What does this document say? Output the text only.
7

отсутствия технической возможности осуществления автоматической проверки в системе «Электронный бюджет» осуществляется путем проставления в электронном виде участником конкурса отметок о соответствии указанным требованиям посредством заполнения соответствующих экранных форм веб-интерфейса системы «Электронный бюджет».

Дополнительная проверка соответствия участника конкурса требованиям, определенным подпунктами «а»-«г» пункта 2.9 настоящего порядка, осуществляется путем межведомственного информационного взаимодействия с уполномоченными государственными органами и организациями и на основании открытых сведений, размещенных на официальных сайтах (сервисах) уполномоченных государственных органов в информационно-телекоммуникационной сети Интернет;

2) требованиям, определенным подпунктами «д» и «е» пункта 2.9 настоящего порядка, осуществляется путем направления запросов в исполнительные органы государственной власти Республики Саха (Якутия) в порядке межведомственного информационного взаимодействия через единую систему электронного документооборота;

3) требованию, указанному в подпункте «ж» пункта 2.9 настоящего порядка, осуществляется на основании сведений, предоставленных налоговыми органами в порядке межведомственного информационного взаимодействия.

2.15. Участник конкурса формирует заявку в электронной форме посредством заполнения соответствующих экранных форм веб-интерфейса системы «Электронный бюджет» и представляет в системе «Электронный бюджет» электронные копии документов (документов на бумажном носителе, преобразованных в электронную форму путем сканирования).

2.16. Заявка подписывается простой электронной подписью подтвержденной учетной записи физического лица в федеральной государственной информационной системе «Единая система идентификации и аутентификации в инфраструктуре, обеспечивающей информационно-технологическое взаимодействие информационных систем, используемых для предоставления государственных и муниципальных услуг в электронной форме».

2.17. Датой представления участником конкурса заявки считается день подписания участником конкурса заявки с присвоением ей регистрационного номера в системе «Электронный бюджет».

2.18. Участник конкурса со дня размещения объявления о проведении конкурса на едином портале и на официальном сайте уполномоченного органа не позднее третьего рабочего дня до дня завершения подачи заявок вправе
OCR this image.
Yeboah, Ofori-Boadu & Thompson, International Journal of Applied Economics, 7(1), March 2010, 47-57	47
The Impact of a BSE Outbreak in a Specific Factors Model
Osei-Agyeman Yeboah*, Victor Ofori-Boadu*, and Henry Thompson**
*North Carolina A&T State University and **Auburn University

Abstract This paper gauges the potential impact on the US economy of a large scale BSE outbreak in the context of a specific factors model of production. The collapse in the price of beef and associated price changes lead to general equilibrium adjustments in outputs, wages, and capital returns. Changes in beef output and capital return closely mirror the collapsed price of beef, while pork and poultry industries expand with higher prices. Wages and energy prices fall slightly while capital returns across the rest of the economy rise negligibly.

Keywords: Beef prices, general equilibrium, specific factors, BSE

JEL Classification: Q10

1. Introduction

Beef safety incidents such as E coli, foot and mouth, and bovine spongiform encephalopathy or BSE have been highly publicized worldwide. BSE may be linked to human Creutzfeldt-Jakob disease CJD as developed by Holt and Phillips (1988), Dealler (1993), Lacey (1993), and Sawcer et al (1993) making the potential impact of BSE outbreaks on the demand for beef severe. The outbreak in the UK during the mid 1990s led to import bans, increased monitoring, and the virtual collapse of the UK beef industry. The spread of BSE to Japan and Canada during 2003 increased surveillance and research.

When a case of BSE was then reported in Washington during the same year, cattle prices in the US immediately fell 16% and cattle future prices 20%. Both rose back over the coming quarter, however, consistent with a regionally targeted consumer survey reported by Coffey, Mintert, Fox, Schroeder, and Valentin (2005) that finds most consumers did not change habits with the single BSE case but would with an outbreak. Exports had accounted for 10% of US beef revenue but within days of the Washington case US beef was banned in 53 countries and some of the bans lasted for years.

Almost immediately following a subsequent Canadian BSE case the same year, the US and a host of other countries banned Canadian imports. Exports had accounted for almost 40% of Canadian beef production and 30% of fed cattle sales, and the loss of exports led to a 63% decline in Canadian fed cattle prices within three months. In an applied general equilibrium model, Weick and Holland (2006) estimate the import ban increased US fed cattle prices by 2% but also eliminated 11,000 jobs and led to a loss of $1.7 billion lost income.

-=-=-=-=-

Only lines with the string "Boadu" belong in your answer; copy each one.

Yeboah, Ofori-Boadu & Thompson, International Journal of Applied Economics, 7(1), March 2010, 47-57	47
Osei-Agyeman Yeboah*, Victor Ofori-Boadu*, and Henry Thompson**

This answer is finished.